* What is required: Reproduce the records below in full and without edits, omitting images.

* Provided data:
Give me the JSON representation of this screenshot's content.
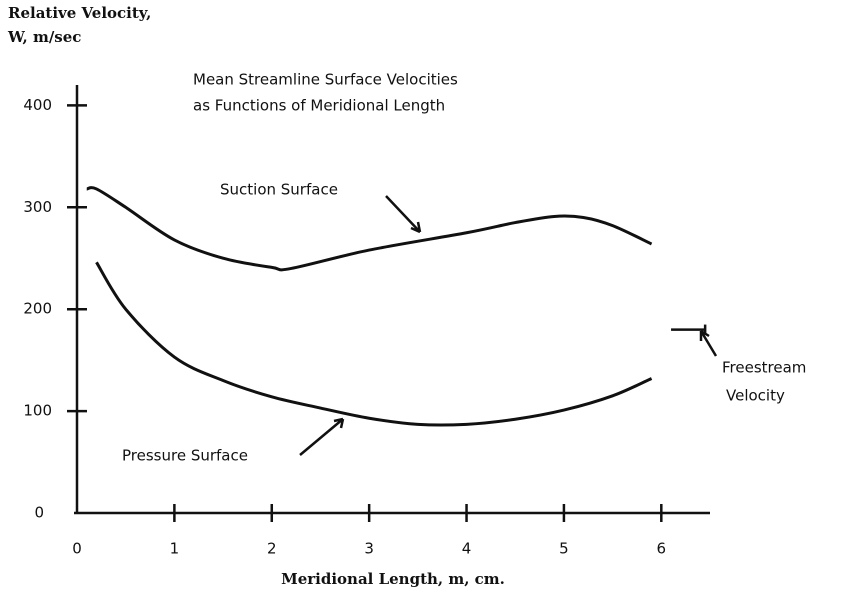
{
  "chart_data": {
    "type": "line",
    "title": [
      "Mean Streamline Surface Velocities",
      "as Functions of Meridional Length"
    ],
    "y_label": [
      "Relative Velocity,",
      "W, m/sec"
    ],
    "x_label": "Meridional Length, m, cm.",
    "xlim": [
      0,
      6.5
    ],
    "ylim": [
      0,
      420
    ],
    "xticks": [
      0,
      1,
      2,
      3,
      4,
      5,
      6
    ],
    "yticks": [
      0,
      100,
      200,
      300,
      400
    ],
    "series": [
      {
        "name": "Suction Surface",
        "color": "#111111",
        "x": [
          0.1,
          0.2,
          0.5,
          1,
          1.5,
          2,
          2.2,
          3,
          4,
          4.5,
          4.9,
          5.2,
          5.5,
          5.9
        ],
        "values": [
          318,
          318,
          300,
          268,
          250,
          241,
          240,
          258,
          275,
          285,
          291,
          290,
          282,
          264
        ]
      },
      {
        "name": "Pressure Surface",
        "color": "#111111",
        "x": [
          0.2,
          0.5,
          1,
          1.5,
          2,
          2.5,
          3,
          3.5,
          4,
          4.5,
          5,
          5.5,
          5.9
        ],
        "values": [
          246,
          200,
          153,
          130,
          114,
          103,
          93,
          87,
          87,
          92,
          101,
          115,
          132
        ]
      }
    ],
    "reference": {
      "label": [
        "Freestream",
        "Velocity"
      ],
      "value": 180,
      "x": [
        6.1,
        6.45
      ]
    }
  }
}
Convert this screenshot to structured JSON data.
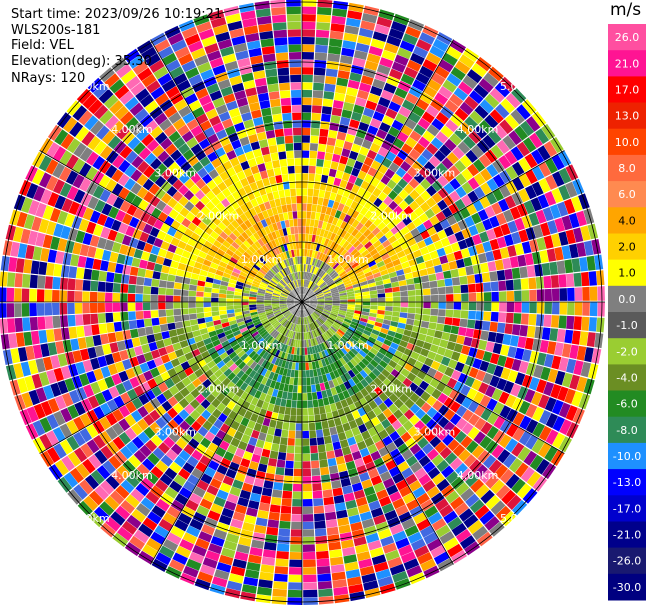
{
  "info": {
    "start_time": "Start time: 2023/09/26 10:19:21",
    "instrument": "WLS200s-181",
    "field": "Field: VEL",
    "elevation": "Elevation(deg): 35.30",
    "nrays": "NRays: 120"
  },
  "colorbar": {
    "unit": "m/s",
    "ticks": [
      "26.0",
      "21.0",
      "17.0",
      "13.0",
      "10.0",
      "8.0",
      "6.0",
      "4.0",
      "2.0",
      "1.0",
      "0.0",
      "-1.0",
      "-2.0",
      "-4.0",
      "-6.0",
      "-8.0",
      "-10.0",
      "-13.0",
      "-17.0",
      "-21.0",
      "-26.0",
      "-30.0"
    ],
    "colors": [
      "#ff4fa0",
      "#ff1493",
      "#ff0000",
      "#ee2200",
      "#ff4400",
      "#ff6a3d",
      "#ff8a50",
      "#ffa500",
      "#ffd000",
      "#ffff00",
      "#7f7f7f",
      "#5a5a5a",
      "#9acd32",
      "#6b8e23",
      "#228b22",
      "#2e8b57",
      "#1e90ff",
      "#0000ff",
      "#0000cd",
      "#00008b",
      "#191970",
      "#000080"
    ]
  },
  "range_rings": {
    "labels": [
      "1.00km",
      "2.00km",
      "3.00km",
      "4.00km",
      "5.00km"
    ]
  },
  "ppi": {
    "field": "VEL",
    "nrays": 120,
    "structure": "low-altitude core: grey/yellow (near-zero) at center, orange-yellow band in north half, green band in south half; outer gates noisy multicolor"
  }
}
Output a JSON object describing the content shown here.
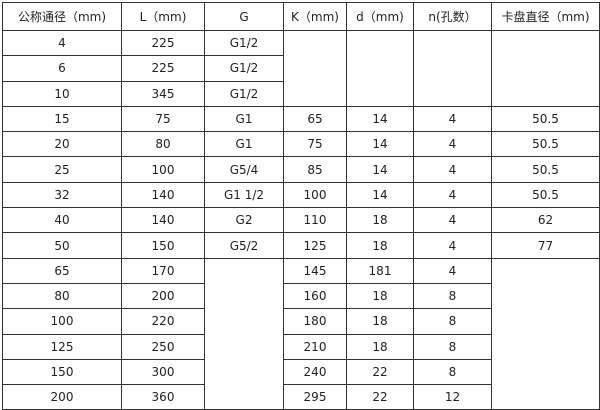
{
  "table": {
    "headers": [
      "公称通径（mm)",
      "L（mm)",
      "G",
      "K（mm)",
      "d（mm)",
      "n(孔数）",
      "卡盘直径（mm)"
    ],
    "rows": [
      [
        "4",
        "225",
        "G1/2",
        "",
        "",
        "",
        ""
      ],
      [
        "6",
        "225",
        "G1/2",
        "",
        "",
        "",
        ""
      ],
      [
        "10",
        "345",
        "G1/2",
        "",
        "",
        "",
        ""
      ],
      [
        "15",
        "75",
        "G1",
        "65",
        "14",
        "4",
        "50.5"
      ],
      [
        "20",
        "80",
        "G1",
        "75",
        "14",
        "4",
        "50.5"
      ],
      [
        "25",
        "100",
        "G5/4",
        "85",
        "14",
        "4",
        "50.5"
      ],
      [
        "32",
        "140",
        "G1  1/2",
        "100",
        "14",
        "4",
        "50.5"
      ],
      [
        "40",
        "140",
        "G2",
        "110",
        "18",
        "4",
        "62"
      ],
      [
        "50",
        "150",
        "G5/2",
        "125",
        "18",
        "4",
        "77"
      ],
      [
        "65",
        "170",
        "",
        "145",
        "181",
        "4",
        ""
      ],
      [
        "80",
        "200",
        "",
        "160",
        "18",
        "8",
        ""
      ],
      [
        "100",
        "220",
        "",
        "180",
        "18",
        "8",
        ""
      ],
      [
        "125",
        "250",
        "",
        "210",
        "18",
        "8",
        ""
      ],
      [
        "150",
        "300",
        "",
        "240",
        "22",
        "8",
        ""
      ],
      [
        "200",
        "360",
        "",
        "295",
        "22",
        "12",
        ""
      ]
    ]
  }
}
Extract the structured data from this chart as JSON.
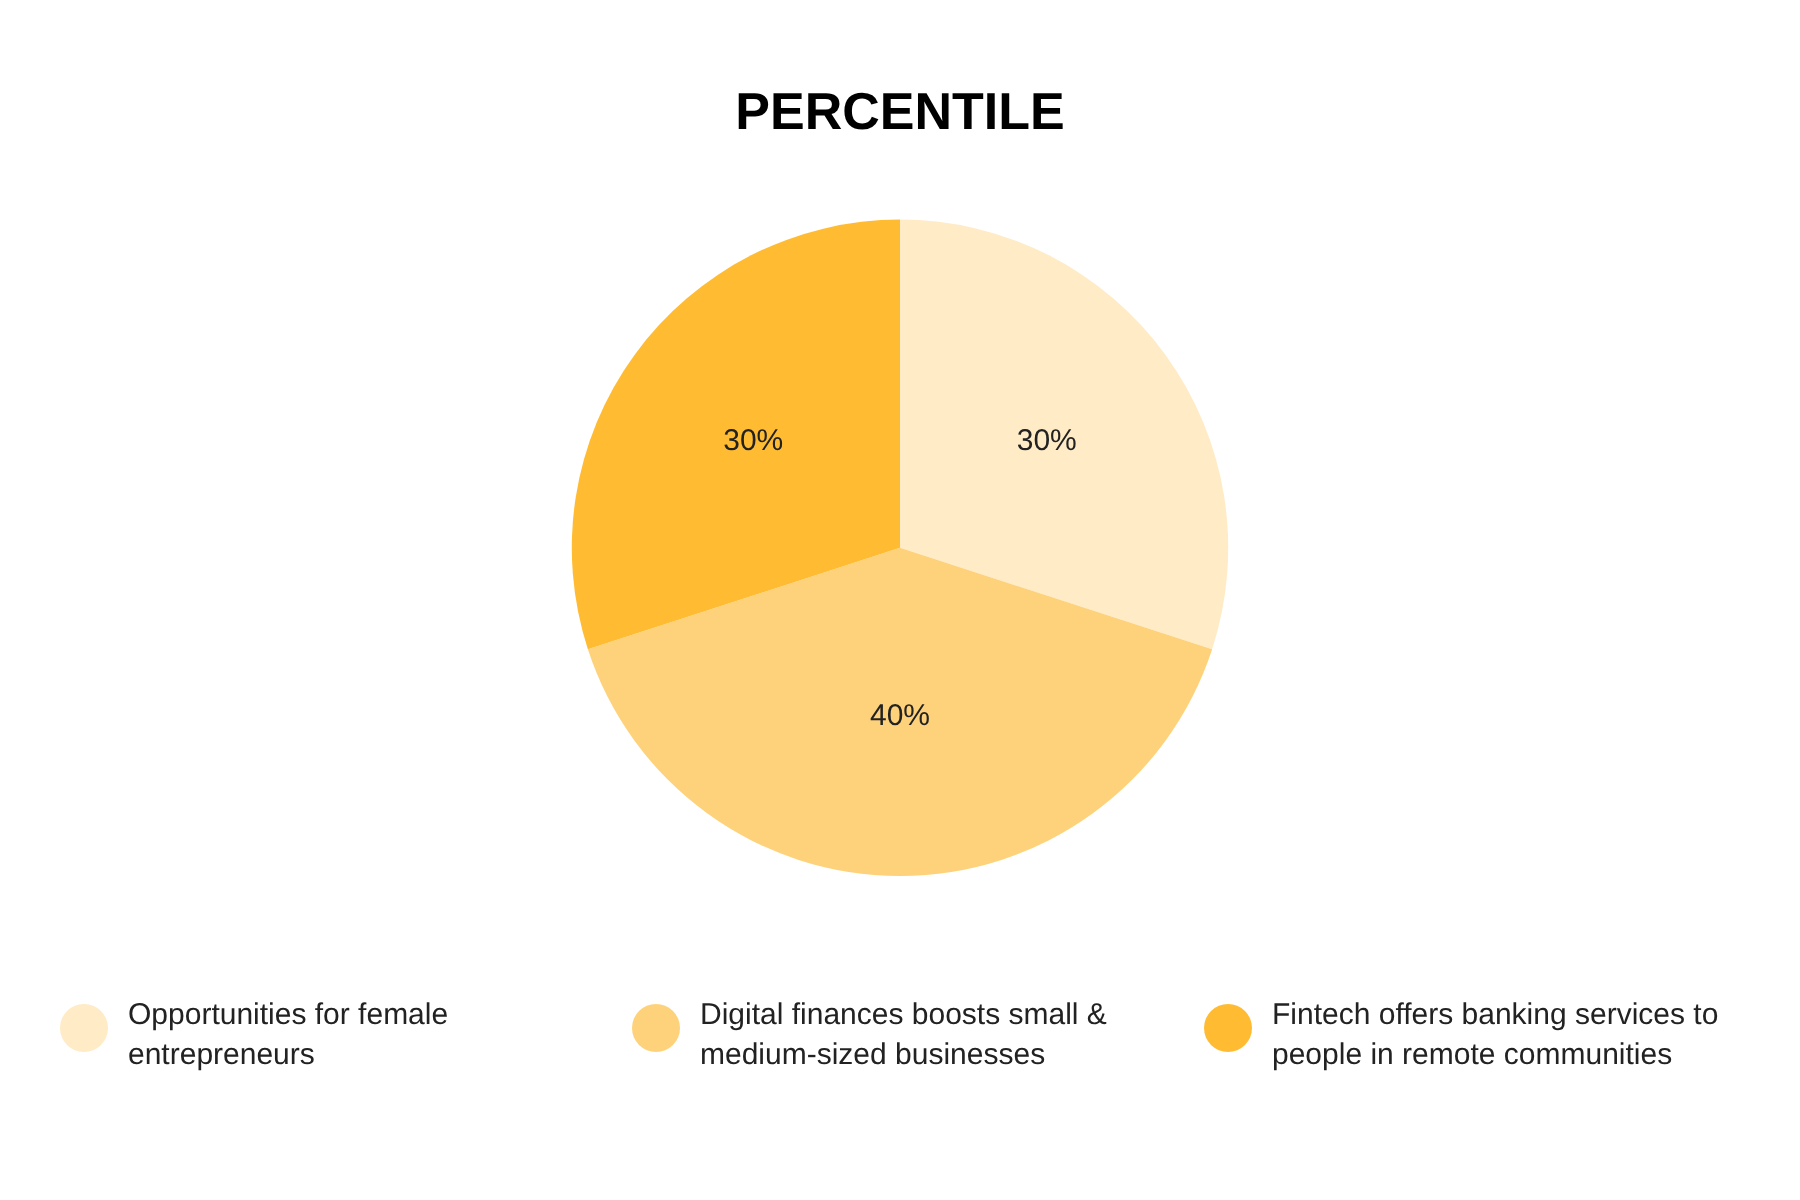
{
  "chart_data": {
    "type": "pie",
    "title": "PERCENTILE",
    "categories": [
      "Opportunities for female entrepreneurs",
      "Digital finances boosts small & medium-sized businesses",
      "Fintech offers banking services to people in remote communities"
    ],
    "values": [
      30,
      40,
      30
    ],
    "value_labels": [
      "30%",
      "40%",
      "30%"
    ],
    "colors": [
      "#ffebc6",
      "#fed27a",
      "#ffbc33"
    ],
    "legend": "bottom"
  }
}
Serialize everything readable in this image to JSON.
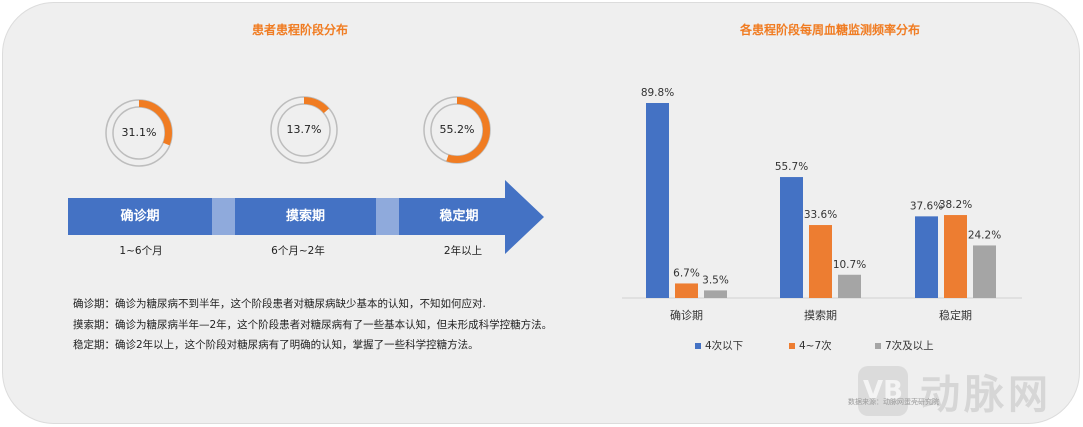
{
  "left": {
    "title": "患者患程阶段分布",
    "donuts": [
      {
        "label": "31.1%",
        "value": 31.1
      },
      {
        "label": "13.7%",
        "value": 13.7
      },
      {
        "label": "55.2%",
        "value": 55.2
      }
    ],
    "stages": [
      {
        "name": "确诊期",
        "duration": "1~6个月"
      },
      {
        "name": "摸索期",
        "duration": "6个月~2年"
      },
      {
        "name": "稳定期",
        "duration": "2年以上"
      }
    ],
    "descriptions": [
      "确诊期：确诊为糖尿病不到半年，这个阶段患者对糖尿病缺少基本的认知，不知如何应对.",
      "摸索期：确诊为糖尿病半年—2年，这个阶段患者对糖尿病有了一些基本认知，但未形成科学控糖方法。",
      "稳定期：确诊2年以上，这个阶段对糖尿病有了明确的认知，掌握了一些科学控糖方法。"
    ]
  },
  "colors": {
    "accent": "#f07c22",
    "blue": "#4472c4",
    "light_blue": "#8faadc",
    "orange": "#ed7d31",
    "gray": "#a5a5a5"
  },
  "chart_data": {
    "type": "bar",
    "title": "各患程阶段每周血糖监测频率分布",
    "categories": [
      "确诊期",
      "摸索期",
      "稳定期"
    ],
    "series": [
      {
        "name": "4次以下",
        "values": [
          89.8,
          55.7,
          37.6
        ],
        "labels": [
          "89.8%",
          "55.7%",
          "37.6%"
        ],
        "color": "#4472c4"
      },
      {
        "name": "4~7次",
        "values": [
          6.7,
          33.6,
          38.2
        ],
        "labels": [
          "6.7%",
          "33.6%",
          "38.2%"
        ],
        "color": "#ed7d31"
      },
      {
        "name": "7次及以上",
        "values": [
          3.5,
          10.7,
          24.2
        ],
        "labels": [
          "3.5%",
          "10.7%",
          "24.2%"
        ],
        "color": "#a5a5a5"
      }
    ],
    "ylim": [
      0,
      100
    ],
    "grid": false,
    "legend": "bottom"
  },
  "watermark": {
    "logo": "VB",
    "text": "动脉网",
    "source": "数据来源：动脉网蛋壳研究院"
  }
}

* Correct output:
Give me the JSON representation of this screenshot's content.
{
  "chart_data": {
    "type": "line",
    "title": [
      "Mean Streamline Surface Velocities",
      "as Functions of Meridional Length"
    ],
    "y_label": [
      "Relative Velocity,",
      "W, m/sec"
    ],
    "x_label": "Meridional Length, m, cm.",
    "xlim": [
      0,
      6.5
    ],
    "ylim": [
      0,
      420
    ],
    "xticks": [
      0,
      1,
      2,
      3,
      4,
      5,
      6
    ],
    "yticks": [
      0,
      100,
      200,
      300,
      400
    ],
    "series": [
      {
        "name": "Suction Surface",
        "color": "#111111",
        "x": [
          0.1,
          0.2,
          0.5,
          1,
          1.5,
          2,
          2.2,
          3,
          4,
          4.5,
          4.9,
          5.2,
          5.5,
          5.9
        ],
        "values": [
          318,
          318,
          300,
          268,
          250,
          241,
          240,
          258,
          275,
          285,
          291,
          290,
          282,
          264
        ]
      },
      {
        "name": "Pressure Surface",
        "color": "#111111",
        "x": [
          0.2,
          0.5,
          1,
          1.5,
          2,
          2.5,
          3,
          3.5,
          4,
          4.5,
          5,
          5.5,
          5.9
        ],
        "values": [
          246,
          200,
          153,
          130,
          114,
          103,
          93,
          87,
          87,
          92,
          101,
          115,
          132
        ]
      }
    ],
    "reference": {
      "label": [
        "Freestream",
        "Velocity"
      ],
      "value": 180,
      "x": [
        6.1,
        6.45
      ]
    }
  }
}
Convert this screenshot to structured JSON data.
{
  "info": {
    "start_time": "Start time: 2023/09/26 10:19:21",
    "instrument": "WLS200s-181",
    "field": "Field: VEL",
    "elevation": "Elevation(deg): 35.30",
    "nrays": "NRays: 120"
  },
  "colorbar": {
    "unit": "m/s",
    "ticks": [
      "26.0",
      "21.0",
      "17.0",
      "13.0",
      "10.0",
      "8.0",
      "6.0",
      "4.0",
      "2.0",
      "1.0",
      "0.0",
      "-1.0",
      "-2.0",
      "-4.0",
      "-6.0",
      "-8.0",
      "-10.0",
      "-13.0",
      "-17.0",
      "-21.0",
      "-26.0",
      "-30.0"
    ],
    "colors": [
      "#ff4fa0",
      "#ff1493",
      "#ff0000",
      "#ee2200",
      "#ff4400",
      "#ff6a3d",
      "#ff8a50",
      "#ffa500",
      "#ffd000",
      "#ffff00",
      "#7f7f7f",
      "#5a5a5a",
      "#9acd32",
      "#6b8e23",
      "#228b22",
      "#2e8b57",
      "#1e90ff",
      "#0000ff",
      "#0000cd",
      "#00008b",
      "#191970",
      "#000080"
    ]
  },
  "range_rings": {
    "labels": [
      "1.00km",
      "2.00km",
      "3.00km",
      "4.00km",
      "5.00km"
    ]
  },
  "ppi": {
    "field": "VEL",
    "nrays": 120,
    "structure": "low-altitude core: grey/yellow (near-zero) at center, orange-yellow band in north half, green band in south half; outer gates noisy multicolor"
  }
}
Output a JSON object describing the content shown here.
{
  "table": {
    "headers": [
      "公称通径（mm)",
      "L（mm)",
      "G",
      "K（mm)",
      "d（mm)",
      "n(孔数）",
      "卡盘直径（mm)"
    ],
    "rows": [
      [
        "4",
        "225",
        "G1/2",
        "",
        "",
        "",
        ""
      ],
      [
        "6",
        "225",
        "G1/2",
        "",
        "",
        "",
        ""
      ],
      [
        "10",
        "345",
        "G1/2",
        "",
        "",
        "",
        ""
      ],
      [
        "15",
        "75",
        "G1",
        "65",
        "14",
        "4",
        "50.5"
      ],
      [
        "20",
        "80",
        "G1",
        "75",
        "14",
        "4",
        "50.5"
      ],
      [
        "25",
        "100",
        "G5/4",
        "85",
        "14",
        "4",
        "50.5"
      ],
      [
        "32",
        "140",
        "G1  1/2",
        "100",
        "14",
        "4",
        "50.5"
      ],
      [
        "40",
        "140",
        "G2",
        "110",
        "18",
        "4",
        "62"
      ],
      [
        "50",
        "150",
        "G5/2",
        "125",
        "18",
        "4",
        "77"
      ],
      [
        "65",
        "170",
        "",
        "145",
        "181",
        "4",
        ""
      ],
      [
        "80",
        "200",
        "",
        "160",
        "18",
        "8",
        ""
      ],
      [
        "100",
        "220",
        "",
        "180",
        "18",
        "8",
        ""
      ],
      [
        "125",
        "250",
        "",
        "210",
        "18",
        "8",
        ""
      ],
      [
        "150",
        "300",
        "",
        "240",
        "22",
        "8",
        ""
      ],
      [
        "200",
        "360",
        "",
        "295",
        "22",
        "12",
        ""
      ]
    ]
  }
}
Extract the structured data from this chart as JSON.
{
  "chart_data": {
    "type": "pie",
    "title": "PERCENTILE",
    "categories": [
      "Opportunities for female entrepreneurs",
      "Digital finances boosts small & medium-sized businesses",
      "Fintech offers banking services to people in remote communities"
    ],
    "values": [
      30,
      40,
      30
    ],
    "value_labels": [
      "30%",
      "40%",
      "30%"
    ],
    "colors": [
      "#ffebc6",
      "#fed27a",
      "#ffbc33"
    ],
    "legend": "bottom"
  }
}
Serialize everything readable in this image to JSON.
{
  "left": {
    "title": "患者患程阶段分布",
    "donuts": [
      {
        "label": "31.1%",
        "value": 31.1
      },
      {
        "label": "13.7%",
        "value": 13.7
      },
      {
        "label": "55.2%",
        "value": 55.2
      }
    ],
    "stages": [
      {
        "name": "确诊期",
        "duration": "1~6个月"
      },
      {
        "name": "摸索期",
        "duration": "6个月~2年"
      },
      {
        "name": "稳定期",
        "duration": "2年以上"
      }
    ],
    "descriptions": [
      "确诊期：确诊为糖尿病不到半年，这个阶段患者对糖尿病缺少基本的认知，不知如何应对.",
      "摸索期：确诊为糖尿病半年—2年，这个阶段患者对糖尿病有了一些基本认知，但未形成科学控糖方法。",
      "稳定期：确诊2年以上，这个阶段对糖尿病有了明确的认知，掌握了一些科学控糖方法。"
    ]
  },
  "colors": {
    "accent": "#f07c22",
    "blue": "#4472c4",
    "light_blue": "#8faadc",
    "orange": "#ed7d31",
    "gray": "#a5a5a5"
  },
  "chart_data": {
    "type": "bar",
    "title": "各患程阶段每周血糖监测频率分布",
    "categories": [
      "确诊期",
      "摸索期",
      "稳定期"
    ],
    "series": [
      {
        "name": "4次以下",
        "values": [
          89.8,
          55.7,
          37.6
        ],
        "labels": [
          "89.8%",
          "55.7%",
          "37.6%"
        ],
        "color": "#4472c4"
      },
      {
        "name": "4~7次",
        "values": [
          6.7,
          33.6,
          38.2
        ],
        "labels": [
          "6.7%",
          "33.6%",
          "38.2%"
        ],
        "color": "#ed7d31"
      },
      {
        "name": "7次及以上",
        "values": [
          3.5,
          10.7,
          24.2
        ],
        "labels": [
          "3.5%",
          "10.7%",
          "24.2%"
        ],
        "color": "#a5a5a5"
      }
    ],
    "ylim": [
      0,
      100
    ],
    "grid": false,
    "legend": "bottom"
  },
  "watermark": {
    "logo": "VB",
    "text": "动脉网",
    "source": "数据来源：动脉网蛋壳研究院"
  }
}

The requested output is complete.